* Text
I want to slice and copy columns in a Python Dataframe. My data frame looks like the following:
1928 1928.1 1929 1929.1 1930 1930.1
0 0 0 0 0 0 0
1 1 3 3 2 2 2
2 4 1 3 0 1 2
I want to make it of the form
1928 1928.1 1929 1929.1 1930 1930.1
0 0 0
1 1 3
2 4 1
3 0 0
4 3 2
5 3 0
6 0 0
7 2 2
8 1 2
Which basically means that I want to shift the values in Columns '1929','1929.1','1930','1930.1' under the column '1928' and '1928.1'
For the same, I wrote the code as
[In]x=2
y=2
b=3
c=x-1
for a in range(0,2):
df.iloc[b:(b+3),0:x]=df.iloc[0:3,x:(x+y)]
x=x+2
b=b+3
[In] df
[Out]
1928 1928.1 1929 1929.1 1930 1930.1
0 0 0 0 0 0 0
1 1 3 3 2 2 2
2 4 1 3 0 1 2
No copying takes places within the columns. How shall I modify my code??
If your're ok with having a new dataframe, simply concatenate the columns:
df1 = df[['1928','1928.1']]
df2 = df[['1929','1929.1']]
df2.columns = ['1928','1928.1']
df3 = df[['1930','1930.1']]
df3.columns = ['1928','1928.1']
df = pd.concat([df1,df2,df3])
I think thats the most readable, and easiest way. You can overwrite your original dataframe and discard the others.
Setup
cols = ['1929', '1929.1', '1930', '1930.1']
vals = df[cols].values.reshape(-1, 2)
numpy.vstack
with append
:
df[['1928', '1928.1']].append(
pd.DataFrame(
np.vstack([vals[::2], vals[1::2]]), columns = ['1928', '1928.1']
)
)
1928 1928.1
0 0 0
1 1 3
2 4 1
0 0 0
1 3 2
2 3 0
3 0 0
4 2 2
5 1 2
One way is to use itertools.chain
:
from itertools import chain
cols = df.columns
res = pd.DataFrame({cols[0]: list(chain.from_iterable(df.iloc[:, ::2].T.values)),
cols[1]: list(chain.from_iterable(df.iloc[:, 1::2].T.values))})\
.join(pd.DataFrame(columns=cols[2:]))
print(res)
1928 1928.1 1929 1929.1 1930 1930.1
0 0 0 NaN NaN NaN NaN
1 1 3 NaN NaN NaN NaN
2 4 1 NaN NaN NaN NaN
3 0 0 NaN NaN NaN NaN
4 3 2 NaN NaN NaN NaN
5 3 0 NaN NaN NaN NaN
6 0 0 NaN NaN NaN NaN
7 2 2 NaN NaN NaN NaN
8 1 2 NaN NaN NaN NaN
Group by the the first four characters of the column names
#def key(s):
# return s[:4]
#gb = df.groupby(key, axis=1)

* The data
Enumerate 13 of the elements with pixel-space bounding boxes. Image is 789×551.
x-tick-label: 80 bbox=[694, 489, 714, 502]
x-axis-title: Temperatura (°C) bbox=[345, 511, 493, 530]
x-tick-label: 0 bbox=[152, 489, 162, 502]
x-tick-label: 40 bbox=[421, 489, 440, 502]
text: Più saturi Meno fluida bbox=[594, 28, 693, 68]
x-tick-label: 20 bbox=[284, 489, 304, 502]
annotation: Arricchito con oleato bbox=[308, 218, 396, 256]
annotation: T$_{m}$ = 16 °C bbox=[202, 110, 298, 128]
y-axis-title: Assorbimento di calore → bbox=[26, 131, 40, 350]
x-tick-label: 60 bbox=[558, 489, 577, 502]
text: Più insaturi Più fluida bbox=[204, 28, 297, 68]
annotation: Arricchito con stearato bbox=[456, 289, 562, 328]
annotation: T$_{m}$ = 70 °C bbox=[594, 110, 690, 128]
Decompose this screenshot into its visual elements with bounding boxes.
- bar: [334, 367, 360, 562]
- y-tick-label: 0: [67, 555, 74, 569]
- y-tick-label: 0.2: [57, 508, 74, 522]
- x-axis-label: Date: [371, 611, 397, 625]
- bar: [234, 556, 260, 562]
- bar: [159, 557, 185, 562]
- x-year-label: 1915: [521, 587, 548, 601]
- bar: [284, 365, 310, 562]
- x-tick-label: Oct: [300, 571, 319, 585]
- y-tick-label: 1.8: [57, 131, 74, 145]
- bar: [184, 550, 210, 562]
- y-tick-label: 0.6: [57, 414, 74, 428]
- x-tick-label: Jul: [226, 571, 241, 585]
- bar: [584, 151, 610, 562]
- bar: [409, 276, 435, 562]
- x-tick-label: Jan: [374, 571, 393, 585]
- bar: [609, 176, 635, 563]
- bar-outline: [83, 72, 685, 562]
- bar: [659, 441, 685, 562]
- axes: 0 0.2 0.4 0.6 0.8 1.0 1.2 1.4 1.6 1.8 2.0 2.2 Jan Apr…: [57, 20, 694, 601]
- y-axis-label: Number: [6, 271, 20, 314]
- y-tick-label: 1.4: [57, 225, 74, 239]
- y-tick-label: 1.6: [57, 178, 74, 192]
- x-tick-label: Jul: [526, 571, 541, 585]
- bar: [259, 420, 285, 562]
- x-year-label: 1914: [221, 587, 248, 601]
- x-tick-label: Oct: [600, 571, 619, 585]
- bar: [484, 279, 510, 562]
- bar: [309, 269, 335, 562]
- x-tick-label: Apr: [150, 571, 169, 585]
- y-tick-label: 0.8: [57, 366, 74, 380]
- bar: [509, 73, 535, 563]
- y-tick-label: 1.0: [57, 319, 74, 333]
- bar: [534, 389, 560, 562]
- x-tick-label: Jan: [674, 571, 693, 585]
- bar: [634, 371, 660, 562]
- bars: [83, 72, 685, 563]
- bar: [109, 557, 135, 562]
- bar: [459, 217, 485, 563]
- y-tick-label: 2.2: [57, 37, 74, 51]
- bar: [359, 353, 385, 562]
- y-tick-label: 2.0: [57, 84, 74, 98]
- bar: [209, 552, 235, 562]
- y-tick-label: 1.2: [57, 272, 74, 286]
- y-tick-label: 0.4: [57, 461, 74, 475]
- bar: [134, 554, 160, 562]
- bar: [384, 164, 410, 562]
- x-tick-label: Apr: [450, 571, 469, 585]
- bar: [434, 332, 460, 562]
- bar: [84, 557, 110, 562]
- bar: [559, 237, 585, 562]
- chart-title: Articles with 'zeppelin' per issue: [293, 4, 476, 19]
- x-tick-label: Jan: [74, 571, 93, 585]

* About this exercise
In the pandas dataframe text, copy word for word the passage from "I think thats" up to and including "vals = df[cols].values.reshape(-1, 2)".

* Answer for this exercise
I think thats the most readable, and easiest way. You can overwrite your original dataframe and discard the others.
Setup
cols = ['1929', '1929.1', '1930', '1930.1']
vals = df[cols].values.reshape(-1, 2)